Lay out the lines of the records below as a Markdown table with columns Row and Line, one numbered row per line, skipping blank lines.
──────────────────────────────
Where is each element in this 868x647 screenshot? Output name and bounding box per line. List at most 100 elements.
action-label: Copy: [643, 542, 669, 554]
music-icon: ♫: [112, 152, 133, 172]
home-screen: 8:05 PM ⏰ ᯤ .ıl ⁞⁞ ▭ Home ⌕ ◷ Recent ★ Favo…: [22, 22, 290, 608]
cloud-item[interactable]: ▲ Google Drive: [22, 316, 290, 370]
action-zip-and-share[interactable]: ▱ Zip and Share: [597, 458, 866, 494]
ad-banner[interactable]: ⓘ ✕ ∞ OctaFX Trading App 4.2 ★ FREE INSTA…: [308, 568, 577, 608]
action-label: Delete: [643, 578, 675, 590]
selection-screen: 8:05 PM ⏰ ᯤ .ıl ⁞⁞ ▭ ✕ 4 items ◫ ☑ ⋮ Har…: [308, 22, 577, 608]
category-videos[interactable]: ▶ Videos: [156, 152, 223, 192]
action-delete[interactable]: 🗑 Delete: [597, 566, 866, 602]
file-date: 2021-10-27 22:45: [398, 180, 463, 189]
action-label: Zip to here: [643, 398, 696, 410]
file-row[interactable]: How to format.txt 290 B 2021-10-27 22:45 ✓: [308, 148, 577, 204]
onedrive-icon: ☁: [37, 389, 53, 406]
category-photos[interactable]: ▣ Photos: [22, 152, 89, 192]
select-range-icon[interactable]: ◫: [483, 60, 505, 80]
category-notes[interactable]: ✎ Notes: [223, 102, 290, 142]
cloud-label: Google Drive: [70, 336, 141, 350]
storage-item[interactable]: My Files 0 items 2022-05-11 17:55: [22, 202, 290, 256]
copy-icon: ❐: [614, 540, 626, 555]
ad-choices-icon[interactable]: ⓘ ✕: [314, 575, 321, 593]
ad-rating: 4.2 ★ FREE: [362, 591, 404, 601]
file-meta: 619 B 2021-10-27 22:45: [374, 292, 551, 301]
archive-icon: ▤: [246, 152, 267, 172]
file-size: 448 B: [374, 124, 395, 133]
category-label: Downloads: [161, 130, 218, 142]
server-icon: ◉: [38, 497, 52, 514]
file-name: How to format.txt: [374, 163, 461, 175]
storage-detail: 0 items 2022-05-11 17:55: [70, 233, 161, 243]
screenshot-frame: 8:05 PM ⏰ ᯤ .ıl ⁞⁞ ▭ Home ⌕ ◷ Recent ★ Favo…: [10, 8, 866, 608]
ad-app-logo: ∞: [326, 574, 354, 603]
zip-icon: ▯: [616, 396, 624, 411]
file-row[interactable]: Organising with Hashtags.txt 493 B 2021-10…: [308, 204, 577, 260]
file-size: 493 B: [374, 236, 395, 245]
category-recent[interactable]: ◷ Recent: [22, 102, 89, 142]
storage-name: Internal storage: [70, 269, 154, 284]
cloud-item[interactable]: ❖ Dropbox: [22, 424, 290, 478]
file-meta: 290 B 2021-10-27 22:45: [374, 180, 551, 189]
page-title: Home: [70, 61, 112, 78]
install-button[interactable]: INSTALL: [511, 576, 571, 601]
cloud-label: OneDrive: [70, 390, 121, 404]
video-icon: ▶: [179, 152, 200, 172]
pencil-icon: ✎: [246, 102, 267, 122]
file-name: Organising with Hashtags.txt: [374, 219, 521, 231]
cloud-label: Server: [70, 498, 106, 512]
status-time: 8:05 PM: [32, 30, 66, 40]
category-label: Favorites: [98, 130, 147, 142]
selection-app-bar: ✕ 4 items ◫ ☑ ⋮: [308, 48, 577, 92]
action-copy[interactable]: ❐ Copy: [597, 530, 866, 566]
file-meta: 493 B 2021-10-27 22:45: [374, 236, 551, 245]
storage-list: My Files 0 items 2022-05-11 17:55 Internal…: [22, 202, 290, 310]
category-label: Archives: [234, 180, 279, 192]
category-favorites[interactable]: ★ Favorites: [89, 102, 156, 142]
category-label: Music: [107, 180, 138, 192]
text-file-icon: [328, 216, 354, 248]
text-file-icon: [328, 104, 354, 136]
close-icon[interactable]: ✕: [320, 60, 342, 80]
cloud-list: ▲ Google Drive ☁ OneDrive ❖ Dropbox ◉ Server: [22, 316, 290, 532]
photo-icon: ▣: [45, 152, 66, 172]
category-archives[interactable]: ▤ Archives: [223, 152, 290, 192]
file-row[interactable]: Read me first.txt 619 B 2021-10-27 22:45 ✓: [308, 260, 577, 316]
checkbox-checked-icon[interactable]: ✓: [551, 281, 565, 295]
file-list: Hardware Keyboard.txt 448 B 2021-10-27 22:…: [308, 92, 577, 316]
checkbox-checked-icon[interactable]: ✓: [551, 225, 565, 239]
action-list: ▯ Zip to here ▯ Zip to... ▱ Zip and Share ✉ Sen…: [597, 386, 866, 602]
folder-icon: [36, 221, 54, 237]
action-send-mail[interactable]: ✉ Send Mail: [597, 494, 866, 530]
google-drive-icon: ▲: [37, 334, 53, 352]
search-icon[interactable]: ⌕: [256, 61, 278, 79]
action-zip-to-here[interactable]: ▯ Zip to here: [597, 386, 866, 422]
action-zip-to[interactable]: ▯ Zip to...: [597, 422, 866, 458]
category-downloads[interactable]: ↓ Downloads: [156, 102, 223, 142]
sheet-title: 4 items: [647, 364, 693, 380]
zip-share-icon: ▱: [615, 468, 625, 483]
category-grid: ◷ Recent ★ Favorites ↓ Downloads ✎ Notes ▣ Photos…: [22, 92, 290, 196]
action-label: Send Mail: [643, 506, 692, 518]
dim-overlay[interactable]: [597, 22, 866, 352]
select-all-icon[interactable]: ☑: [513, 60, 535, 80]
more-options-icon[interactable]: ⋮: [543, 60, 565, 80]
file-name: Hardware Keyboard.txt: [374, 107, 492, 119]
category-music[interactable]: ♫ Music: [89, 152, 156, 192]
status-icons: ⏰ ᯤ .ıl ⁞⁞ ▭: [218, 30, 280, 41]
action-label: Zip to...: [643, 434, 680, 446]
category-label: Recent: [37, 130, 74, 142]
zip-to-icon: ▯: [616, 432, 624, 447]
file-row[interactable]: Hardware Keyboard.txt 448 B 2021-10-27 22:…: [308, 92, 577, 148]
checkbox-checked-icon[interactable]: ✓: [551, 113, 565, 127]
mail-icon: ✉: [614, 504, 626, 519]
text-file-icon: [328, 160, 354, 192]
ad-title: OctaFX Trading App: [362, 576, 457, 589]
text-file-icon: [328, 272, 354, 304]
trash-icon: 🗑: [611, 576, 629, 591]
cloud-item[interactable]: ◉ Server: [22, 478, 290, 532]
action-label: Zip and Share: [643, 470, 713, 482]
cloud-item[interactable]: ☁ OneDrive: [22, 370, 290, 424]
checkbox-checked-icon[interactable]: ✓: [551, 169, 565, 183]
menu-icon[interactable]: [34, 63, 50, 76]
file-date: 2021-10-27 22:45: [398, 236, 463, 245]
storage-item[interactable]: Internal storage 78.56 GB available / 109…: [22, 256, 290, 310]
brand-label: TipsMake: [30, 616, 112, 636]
──────────────────────────────
The result:
| Row | Line |
|---|---|
| 1 | Where is each element in this 868x647 screenshot? Output name and bounding box per line. List at most 100 elements. |
| 2 | action-label: Copy: [643, 542, 669, 554] |
| 3 | music-icon: ♫: [112, 152, 133, 172] |
| 4 | home-screen: 8:05 PM ⏰ ᯤ .ıl ⁞⁞ ▭ Home ⌕ ◷ Recent ★ Favo…: [22, 22, 290, 608] |
| 5 | cloud-item[interactable]: ▲ Google Drive: [22, 316, 290, 370] |
| 6 | action-zip-and-share[interactable]: ▱ Zip and Share: [597, 458, 866, 494] |
| 7 | ad-banner[interactable]: ⓘ ✕ ∞ OctaFX Trading App 4.2 ★ FREE INSTA…: [308, 568, 577, 608] |
| 8 | action-label: Delete: [643, 578, 675, 590] |
| 9 | selection-screen: 8:05 PM ⏰ ᯤ .ıl ⁞⁞ ▭ ✕ 4 items ◫ ☑ ⋮ Har…: [308, 22, 577, 608] |
| 10 | category-videos[interactable]: ▶ Videos: [156, 152, 223, 192] |
| 11 | action-delete[interactable]: 🗑 Delete: [597, 566, 866, 602] |
| 12 | file-date: 2021-10-27 22:45: [398, 180, 463, 189] |
| 13 | action-label: Zip to here: [643, 398, 696, 410] |
| 14 | file-row[interactable]: How to format.txt 290 B 2021-10-27 22:45 ✓: [308, 148, 577, 204] |
| 15 | onedrive-icon: ☁: [37, 389, 53, 406] |
| 16 | category-photos[interactable]: ▣ Photos: [22, 152, 89, 192] |
| 17 | select-range-icon[interactable]: ◫: [483, 60, 505, 80] |
| 18 | category-notes[interactable]: ✎ Notes: [223, 102, 290, 142] |
| 19 | cloud-label: Google Drive: [70, 336, 141, 350] |
| 20 | storage-item[interactable]: My Files 0 items 2022-05-11 17:55: [22, 202, 290, 256] |
| 21 | copy-icon: ❐: [614, 540, 626, 555] |
| 22 | ad-choices-icon[interactable]: ⓘ ✕: [314, 575, 321, 593] |
| 23 | ad-rating: 4.2 ★ FREE: [362, 591, 404, 601] |
| 24 | file-meta: 619 B 2021-10-27 22:45: [374, 292, 551, 301] |
| 25 | archive-icon: ▤: [246, 152, 267, 172] |
| 26 | file-size: 448 B: [374, 124, 395, 133] |
| 27 | category-label: Downloads: [161, 130, 218, 142] |
| 28 | server-icon: ◉: [38, 497, 52, 514] |
| 29 | file-name: How to format.txt: [374, 163, 461, 175] |
| 30 | storage-detail: 0 items 2022-05-11 17:55: [70, 233, 161, 243] |
| 31 | screenshot-frame: 8:05 PM ⏰ ᯤ .ıl ⁞⁞ ▭ Home ⌕ ◷ Recent ★ Favo…: [10, 8, 866, 608] |
| 32 | ad-app-logo: ∞: [326, 574, 354, 603] |
| 33 | zip-icon: ▯: [616, 396, 624, 411] |
| 34 | file-row[interactable]: Organising with Hashtags.txt 493 B 2021-10…: [308, 204, 577, 260] |
| 35 | file-size: 493 B: [374, 236, 395, 245] |
| 36 | category-recent[interactable]: ◷ Recent: [22, 102, 89, 142] |
| 37 | storage-name: Internal storage: [70, 269, 154, 284] |
| 38 | cloud-item[interactable]: ❖ Dropbox: [22, 424, 290, 478] |
| 39 | file-meta: 290 B 2021-10-27 22:45: [374, 180, 551, 189] |
| 40 | page-title: Home: [70, 61, 112, 78] |
| 41 | install-button[interactable]: INSTALL: [511, 576, 571, 601] |
| 42 | cloud-label: OneDrive: [70, 390, 121, 404] |
| 43 | video-icon: ▶: [179, 152, 200, 172] |
| 44 | pencil-icon: ✎: [246, 102, 267, 122] |
| 45 | file-name: Organising with Hashtags.txt: [374, 219, 521, 231] |
| 46 | cloud-label: Server: [70, 498, 106, 512] |
| 47 | status-time: 8:05 PM: [32, 30, 66, 40] |
| 48 | category-label: Favorites: [98, 130, 147, 142] |
| 49 | selection-app-bar: ✕ 4 items ◫ ☑ ⋮: [308, 48, 577, 92] |
| 50 | action-copy[interactable]: ❐ Copy: [597, 530, 866, 566] |
| 51 | file-meta: 493 B 2021-10-27 22:45: [374, 236, 551, 245] |
| 52 | storage-list: My Files 0 items 2022-05-11 17:55 Internal…: [22, 202, 290, 310] |
| 53 | category-label: Archives: [234, 180, 279, 192] |
| 54 | category-favorites[interactable]: ★ Favorites: [89, 102, 156, 142] |
| 55 | category-label: Music: [107, 180, 138, 192] |
| 56 | text-file-icon: [328, 216, 354, 248] |
| 57 | text-file-icon: [328, 104, 354, 136] |
| 58 | close-icon[interactable]: ✕: [320, 60, 342, 80] |
| 59 | cloud-list: ▲ Google Drive ☁ OneDrive ❖ Dropbox ◉ Server: [22, 316, 290, 532] |
| 60 | photo-icon: ▣: [45, 152, 66, 172] |
| 61 | category-archives[interactable]: ▤ Archives: [223, 152, 290, 192] |
| 62 | file-row[interactable]: Read me first.txt 619 B 2021-10-27 22:45 ✓: [308, 260, 577, 316] |
| 63 | checkbox-checked-icon[interactable]: ✓: [551, 281, 565, 295] |
| 64 | file-list: Hardware Keyboard.txt 448 B 2021-10-27 22:…: [308, 92, 577, 316] |
| 65 | checkbox-checked-icon[interactable]: ✓: [551, 225, 565, 239] |
| 66 | action-list: ▯ Zip to here ▯ Zip to... ▱ Zip and Share ✉ Sen…: [597, 386, 866, 602] |
| 67 | folder-icon: [36, 221, 54, 237] |
| 68 | action-send-mail[interactable]: ✉ Send Mail: [597, 494, 866, 530] |
| 69 | google-drive-icon: ▲: [37, 334, 53, 352] |
| 70 | search-icon[interactable]: ⌕: [256, 61, 278, 79] |
| 71 | action-zip-to-here[interactable]: ▯ Zip to here: [597, 386, 866, 422] |
| 72 | action-zip-to[interactable]: ▯ Zip to...: [597, 422, 866, 458] |
| 73 | category-downloads[interactable]: ↓ Downloads: [156, 102, 223, 142] |
| 74 | sheet-title: 4 items: [647, 364, 693, 380] |
| 75 | zip-share-icon: ▱: [615, 468, 625, 483] |
| 76 | category-grid: ◷ Recent ★ Favorites ↓ Downloads ✎ Notes ▣ Photos…: [22, 92, 290, 196] |
| 77 | action-label: Send Mail: [643, 506, 692, 518] |
| 78 | dim-overlay[interactable]: [597, 22, 866, 352] |
| 79 | select-all-icon[interactable]: ☑: [513, 60, 535, 80] |
| 80 | more-options-icon[interactable]: ⋮: [543, 60, 565, 80] |
| 81 | file-name: Hardware Keyboard.txt: [374, 107, 492, 119] |
| 82 | category-music[interactable]: ♫ Music: [89, 152, 156, 192] |
| 83 | status-icons: ⏰ ᯤ .ıl ⁞⁞ ▭: [218, 30, 280, 41] |
| 84 | action-label: Zip to...: [643, 434, 680, 446] |
| 85 | category-label: Recent: [37, 130, 74, 142] |
| 86 | zip-to-icon: ▯: [616, 432, 624, 447] |
| 87 | file-row[interactable]: Hardware Keyboard.txt 448 B 2021-10-27 22:…: [308, 92, 577, 148] |
| 88 | checkbox-checked-icon[interactable]: ✓: [551, 113, 565, 127] |
| 89 | mail-icon: ✉: [614, 504, 626, 519] |
| 90 | text-file-icon: [328, 160, 354, 192] |
| 91 | ad-title: OctaFX Trading App: [362, 576, 457, 589] |
| 92 | text-file-icon: [328, 272, 354, 304] |
| 93 | trash-icon: 🗑: [611, 576, 629, 591] |
| 94 | cloud-item[interactable]: ◉ Server: [22, 478, 290, 532] |
| 95 | action-label: Zip and Share: [643, 470, 713, 482] |
| 96 | cloud-item[interactable]: ☁ OneDrive: [22, 370, 290, 424] |
| 97 | checkbox-checked-icon[interactable]: ✓: [551, 169, 565, 183] |
| 98 | menu-icon[interactable]: [34, 63, 50, 76] |
| 99 | file-date: 2021-10-27 22:45: [398, 236, 463, 245] |
| 100 | storage-item[interactable]: Internal storage 78.56 GB available / 109…: [22, 256, 290, 310] |
| 101 | brand-label: TipsMake: [30, 616, 112, 636] |